**Aim**
Lift out all lines below that contain "best".

**Supplied data**
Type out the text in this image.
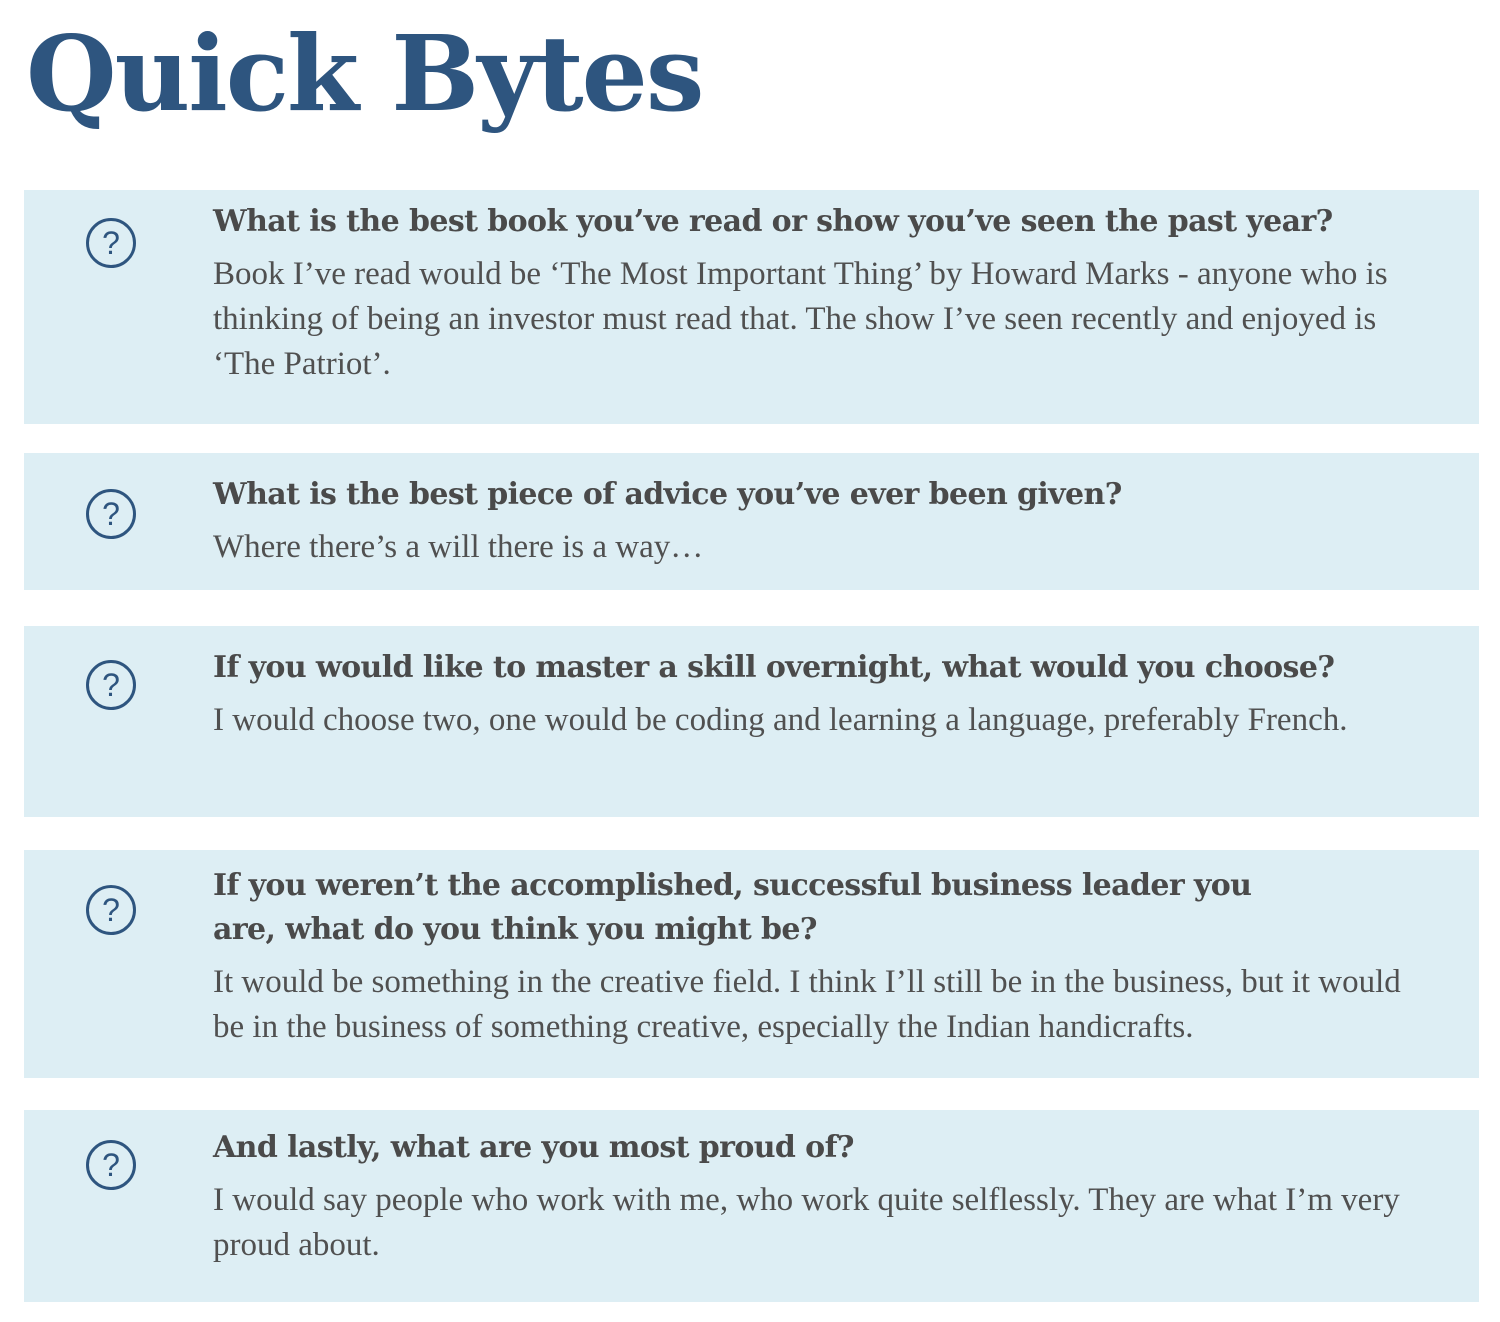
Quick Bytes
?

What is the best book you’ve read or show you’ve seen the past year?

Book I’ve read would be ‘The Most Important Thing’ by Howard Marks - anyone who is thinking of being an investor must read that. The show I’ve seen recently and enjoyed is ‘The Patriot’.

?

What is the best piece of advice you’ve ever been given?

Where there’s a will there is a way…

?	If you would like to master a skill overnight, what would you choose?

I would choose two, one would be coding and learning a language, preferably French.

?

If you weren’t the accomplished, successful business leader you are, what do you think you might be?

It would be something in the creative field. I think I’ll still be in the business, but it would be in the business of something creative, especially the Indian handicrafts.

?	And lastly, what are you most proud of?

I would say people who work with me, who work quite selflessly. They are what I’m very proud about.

...

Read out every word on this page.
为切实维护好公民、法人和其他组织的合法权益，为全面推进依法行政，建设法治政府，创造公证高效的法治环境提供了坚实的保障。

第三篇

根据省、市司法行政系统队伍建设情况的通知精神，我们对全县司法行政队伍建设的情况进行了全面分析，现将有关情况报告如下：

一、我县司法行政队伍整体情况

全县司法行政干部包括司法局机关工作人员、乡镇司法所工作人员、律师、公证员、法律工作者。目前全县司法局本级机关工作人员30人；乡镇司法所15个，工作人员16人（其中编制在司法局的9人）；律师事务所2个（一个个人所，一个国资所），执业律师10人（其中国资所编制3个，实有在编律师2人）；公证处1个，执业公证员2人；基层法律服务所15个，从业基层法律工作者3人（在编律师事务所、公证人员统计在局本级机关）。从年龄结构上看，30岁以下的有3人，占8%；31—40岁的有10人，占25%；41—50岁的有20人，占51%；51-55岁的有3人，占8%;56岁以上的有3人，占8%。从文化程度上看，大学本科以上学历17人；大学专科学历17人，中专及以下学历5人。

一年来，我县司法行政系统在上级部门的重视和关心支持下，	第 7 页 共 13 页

**Exercise solution**
What is the best book you’ve read or show you’ve seen the past year?
What is the best piece of advice you’ve ever been given?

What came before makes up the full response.